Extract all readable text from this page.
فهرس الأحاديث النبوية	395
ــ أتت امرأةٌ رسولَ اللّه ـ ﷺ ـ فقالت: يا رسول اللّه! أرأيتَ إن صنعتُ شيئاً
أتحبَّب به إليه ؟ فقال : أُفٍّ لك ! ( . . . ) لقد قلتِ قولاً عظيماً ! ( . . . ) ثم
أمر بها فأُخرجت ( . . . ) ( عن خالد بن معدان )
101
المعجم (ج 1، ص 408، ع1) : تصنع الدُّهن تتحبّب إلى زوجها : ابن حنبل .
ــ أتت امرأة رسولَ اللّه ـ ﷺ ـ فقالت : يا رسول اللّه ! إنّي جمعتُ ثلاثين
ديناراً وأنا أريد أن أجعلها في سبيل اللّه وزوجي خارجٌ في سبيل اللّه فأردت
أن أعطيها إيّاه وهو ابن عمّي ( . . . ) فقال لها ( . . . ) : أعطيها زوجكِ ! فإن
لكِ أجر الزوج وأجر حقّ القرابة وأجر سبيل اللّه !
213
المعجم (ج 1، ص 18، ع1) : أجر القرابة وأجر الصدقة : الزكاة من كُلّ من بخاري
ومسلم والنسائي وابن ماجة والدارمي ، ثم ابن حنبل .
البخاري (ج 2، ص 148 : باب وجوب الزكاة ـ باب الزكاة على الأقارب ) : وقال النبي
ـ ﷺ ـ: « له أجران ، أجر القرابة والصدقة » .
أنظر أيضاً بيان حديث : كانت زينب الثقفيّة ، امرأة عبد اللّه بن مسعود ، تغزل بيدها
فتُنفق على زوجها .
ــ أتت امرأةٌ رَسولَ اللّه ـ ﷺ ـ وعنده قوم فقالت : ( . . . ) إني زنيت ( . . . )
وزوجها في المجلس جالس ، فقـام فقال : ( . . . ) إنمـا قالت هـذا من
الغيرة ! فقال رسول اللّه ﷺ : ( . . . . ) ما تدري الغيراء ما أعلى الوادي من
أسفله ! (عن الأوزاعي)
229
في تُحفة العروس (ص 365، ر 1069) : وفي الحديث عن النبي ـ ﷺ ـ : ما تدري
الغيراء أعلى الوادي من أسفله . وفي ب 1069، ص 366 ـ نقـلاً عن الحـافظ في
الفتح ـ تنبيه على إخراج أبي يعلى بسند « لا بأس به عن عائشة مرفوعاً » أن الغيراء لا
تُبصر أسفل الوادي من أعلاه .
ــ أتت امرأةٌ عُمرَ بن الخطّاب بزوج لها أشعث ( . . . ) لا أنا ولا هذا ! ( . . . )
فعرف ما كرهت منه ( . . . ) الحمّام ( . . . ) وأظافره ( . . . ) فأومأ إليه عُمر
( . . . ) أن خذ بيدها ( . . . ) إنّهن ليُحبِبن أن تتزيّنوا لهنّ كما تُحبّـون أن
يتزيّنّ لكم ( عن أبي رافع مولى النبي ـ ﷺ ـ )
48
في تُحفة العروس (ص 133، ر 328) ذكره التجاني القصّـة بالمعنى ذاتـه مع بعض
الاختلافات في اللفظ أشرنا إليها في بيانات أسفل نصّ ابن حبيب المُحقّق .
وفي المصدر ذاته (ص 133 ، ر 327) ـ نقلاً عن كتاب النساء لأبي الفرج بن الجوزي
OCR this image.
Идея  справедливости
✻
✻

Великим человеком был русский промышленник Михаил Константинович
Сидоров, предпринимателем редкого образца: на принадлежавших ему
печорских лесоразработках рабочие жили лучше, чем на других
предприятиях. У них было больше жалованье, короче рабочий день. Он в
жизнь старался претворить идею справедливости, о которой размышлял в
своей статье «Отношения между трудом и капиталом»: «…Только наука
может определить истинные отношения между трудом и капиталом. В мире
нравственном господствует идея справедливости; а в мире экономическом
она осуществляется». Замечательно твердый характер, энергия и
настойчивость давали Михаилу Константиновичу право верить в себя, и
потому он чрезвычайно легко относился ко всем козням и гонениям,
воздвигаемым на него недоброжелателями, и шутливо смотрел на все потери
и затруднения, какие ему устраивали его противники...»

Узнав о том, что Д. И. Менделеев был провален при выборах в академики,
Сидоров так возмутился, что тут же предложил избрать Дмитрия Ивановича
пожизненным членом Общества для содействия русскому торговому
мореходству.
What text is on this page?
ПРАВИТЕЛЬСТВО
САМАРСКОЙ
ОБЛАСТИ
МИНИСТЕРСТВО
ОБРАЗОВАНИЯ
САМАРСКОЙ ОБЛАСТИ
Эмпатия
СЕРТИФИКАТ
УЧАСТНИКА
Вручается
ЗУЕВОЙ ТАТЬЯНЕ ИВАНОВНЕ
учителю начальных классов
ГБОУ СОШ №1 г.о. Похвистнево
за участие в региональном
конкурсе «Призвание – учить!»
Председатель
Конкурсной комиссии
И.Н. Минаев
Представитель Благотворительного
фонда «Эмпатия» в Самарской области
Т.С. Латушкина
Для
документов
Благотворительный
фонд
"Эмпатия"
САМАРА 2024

___

Task goal: Go through the data above and find the lines with the word "فقالت". Copy each of those lines.

Task output:
ــ أتت امرأةٌ رسولَ اللّه ـ ﷺ ـ فقالت: يا رسول اللّه! أرأيتَ إن صنعتُ شيئاً
ــ أتت امرأة رسولَ اللّه ـ ﷺ ـ فقالت : يا رسول اللّه ! إنّي جمعتُ ثلاثين
ــ أتت امرأةٌ رَسولَ اللّه ـ ﷺ ـ وعنده قوم فقالت : ( . . . ) إني زنيت ( . . . )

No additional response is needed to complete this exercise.